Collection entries
⟨

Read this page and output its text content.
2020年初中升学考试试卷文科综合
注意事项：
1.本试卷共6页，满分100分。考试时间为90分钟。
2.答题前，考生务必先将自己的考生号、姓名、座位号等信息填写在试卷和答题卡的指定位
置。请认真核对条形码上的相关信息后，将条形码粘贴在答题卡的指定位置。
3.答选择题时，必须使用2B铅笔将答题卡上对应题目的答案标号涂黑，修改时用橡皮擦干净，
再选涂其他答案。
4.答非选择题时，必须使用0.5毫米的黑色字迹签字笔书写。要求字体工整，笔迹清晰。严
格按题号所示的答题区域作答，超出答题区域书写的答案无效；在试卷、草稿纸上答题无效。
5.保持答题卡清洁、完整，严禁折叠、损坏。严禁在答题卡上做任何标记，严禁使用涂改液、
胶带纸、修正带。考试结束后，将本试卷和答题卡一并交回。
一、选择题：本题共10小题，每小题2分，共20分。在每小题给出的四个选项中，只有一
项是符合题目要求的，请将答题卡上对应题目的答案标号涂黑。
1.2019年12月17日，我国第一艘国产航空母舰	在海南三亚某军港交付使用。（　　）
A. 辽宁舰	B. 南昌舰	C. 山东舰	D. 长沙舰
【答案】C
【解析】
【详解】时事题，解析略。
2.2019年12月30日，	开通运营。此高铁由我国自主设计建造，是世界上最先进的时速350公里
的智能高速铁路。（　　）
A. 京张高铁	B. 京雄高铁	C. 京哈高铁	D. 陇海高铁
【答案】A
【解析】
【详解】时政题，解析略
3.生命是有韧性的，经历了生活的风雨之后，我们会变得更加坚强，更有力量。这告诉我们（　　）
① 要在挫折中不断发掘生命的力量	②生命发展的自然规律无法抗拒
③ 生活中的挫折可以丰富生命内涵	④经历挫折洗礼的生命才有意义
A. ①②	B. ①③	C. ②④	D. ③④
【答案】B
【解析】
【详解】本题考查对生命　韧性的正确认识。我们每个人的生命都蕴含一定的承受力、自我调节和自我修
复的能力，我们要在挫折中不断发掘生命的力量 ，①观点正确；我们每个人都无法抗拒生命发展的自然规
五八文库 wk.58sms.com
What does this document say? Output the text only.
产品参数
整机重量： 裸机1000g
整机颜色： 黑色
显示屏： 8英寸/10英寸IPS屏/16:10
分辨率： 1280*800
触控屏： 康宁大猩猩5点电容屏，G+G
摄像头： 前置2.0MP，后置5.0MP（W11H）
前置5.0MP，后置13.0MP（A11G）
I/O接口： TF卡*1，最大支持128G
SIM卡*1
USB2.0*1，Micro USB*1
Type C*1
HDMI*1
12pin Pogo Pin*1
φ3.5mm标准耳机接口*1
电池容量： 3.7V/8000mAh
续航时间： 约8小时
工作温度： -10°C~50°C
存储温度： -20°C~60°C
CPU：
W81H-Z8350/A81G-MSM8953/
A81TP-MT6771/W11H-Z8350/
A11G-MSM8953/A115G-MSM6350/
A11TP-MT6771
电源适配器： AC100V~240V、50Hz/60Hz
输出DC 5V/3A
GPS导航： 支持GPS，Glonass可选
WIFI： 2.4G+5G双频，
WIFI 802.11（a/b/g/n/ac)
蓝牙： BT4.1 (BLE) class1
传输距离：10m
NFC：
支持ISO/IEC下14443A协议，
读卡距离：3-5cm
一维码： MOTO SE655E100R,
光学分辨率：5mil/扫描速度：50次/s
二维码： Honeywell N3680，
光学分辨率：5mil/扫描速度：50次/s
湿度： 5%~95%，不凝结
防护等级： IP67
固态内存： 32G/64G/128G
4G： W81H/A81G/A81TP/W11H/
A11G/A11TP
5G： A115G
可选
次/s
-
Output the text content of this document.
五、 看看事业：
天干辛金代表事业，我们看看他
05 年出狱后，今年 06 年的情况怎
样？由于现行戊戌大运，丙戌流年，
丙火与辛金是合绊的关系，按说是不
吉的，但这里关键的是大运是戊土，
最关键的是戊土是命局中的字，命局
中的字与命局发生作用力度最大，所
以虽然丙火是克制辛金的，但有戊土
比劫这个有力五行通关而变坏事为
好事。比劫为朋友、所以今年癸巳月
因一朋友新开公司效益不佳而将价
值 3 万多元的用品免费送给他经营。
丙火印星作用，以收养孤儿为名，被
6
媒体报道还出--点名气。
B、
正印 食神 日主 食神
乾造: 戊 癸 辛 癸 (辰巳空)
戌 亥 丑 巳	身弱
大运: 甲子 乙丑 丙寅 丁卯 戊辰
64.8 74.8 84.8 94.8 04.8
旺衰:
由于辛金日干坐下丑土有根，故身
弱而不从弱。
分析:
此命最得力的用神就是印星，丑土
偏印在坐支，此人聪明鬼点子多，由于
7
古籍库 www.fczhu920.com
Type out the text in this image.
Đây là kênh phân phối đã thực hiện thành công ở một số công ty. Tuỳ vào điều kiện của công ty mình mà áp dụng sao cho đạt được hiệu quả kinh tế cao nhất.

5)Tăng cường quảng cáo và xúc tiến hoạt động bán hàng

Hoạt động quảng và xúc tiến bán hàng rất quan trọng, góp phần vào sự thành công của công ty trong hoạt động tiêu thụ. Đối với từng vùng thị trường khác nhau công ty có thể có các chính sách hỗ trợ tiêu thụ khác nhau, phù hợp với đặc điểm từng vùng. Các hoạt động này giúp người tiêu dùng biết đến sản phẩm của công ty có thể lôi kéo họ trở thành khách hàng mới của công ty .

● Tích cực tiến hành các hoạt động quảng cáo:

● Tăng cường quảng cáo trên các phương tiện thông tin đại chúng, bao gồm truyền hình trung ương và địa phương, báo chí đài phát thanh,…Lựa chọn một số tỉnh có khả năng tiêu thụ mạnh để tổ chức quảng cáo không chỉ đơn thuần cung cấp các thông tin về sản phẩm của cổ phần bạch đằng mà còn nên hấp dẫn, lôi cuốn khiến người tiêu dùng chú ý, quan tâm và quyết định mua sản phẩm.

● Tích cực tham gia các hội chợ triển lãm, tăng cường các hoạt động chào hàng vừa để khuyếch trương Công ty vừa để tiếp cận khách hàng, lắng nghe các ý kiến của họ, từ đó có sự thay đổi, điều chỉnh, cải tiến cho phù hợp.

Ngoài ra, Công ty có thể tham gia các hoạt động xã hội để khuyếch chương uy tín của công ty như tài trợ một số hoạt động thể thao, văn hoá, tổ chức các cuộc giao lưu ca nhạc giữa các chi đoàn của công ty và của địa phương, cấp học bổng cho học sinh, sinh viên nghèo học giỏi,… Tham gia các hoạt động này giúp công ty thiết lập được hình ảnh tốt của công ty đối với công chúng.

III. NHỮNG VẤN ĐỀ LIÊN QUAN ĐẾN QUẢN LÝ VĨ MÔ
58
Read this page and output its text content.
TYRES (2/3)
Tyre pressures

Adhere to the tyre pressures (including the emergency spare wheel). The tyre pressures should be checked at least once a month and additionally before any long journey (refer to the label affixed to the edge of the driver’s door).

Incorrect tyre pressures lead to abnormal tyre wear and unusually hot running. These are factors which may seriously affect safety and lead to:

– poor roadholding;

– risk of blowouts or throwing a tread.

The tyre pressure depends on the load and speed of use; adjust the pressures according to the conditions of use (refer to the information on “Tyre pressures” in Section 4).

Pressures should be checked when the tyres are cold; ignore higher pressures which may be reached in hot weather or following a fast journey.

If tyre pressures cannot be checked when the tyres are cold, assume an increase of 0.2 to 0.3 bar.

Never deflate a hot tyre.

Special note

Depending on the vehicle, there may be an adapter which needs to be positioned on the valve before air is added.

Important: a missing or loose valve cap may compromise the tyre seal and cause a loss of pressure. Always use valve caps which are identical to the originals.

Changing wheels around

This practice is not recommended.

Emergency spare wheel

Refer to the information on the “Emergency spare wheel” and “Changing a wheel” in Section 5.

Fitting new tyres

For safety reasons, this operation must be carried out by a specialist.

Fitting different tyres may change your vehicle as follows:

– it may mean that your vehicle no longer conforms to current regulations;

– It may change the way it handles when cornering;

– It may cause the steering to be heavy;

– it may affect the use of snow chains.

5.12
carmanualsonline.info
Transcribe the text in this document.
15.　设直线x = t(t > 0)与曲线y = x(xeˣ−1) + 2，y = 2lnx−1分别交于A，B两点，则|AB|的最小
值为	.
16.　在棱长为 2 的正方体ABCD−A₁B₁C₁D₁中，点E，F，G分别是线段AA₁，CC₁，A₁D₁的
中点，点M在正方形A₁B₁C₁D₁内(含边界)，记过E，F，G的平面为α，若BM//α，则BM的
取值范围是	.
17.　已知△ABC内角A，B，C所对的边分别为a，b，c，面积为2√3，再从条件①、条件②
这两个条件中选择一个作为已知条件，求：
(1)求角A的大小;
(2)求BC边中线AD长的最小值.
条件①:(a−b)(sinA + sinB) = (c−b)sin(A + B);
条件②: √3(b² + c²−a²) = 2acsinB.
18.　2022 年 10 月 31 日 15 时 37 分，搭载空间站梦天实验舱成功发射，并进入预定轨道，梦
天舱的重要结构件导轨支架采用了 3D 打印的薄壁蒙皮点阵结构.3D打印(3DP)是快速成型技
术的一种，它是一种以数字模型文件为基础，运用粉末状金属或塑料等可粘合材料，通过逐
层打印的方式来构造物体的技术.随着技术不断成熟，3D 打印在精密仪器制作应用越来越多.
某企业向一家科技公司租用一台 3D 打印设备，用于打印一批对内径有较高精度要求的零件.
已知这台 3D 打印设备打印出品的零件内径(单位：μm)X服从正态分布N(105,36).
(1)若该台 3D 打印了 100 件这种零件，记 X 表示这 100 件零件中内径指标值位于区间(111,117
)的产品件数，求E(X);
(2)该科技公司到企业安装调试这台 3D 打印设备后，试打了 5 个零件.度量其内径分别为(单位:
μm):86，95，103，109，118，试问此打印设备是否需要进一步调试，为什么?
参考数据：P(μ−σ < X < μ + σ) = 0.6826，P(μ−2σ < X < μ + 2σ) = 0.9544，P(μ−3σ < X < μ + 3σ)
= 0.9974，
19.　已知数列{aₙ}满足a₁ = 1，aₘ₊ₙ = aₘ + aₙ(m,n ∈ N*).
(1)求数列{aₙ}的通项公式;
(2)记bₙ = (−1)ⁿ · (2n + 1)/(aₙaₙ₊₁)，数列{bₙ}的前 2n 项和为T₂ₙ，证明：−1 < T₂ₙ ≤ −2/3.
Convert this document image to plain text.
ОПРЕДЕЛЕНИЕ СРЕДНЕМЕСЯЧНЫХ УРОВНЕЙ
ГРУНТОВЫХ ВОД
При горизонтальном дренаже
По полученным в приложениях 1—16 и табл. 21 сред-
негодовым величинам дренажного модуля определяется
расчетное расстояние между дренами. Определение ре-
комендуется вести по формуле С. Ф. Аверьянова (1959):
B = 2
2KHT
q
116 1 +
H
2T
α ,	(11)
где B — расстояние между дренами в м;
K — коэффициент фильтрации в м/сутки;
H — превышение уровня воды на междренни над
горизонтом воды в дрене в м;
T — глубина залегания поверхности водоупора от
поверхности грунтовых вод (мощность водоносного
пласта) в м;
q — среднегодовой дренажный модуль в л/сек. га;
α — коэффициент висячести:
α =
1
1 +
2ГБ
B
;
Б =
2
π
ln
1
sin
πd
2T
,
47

⟩

To be done — Pull out all lines of the data with the string "phẩm".

Output below —
Hoạt động quảng và xúc tiến bán hàng rất quan trọng, góp phần vào sự thành công của công ty trong hoạt động tiêu thụ. Đối với từng vùng thị trường khác nhau công ty có thể có các chính sách hỗ trợ tiêu thụ khác nhau, phù hợp với đặc điểm từng vùng. Các hoạt động này giúp người tiêu dùng biết đến sản phẩm của công ty có thể lôi kéo họ trở thành khách hàng mới của công ty .
● Tăng cường quảng cáo trên các phương tiện thông tin đại chúng, bao gồm truyền hình trung ương và địa phương, báo chí đài phát thanh,…Lựa chọn một số tỉnh có khả năng tiêu thụ mạnh để tổ chức quảng cáo không chỉ đơn thuần cung cấp các thông tin về sản phẩm của cổ phần bạch đằng mà còn nên hấp dẫn, lôi cuốn khiến người tiêu dùng chú ý, quan tâm và quyết định mua sản phẩm.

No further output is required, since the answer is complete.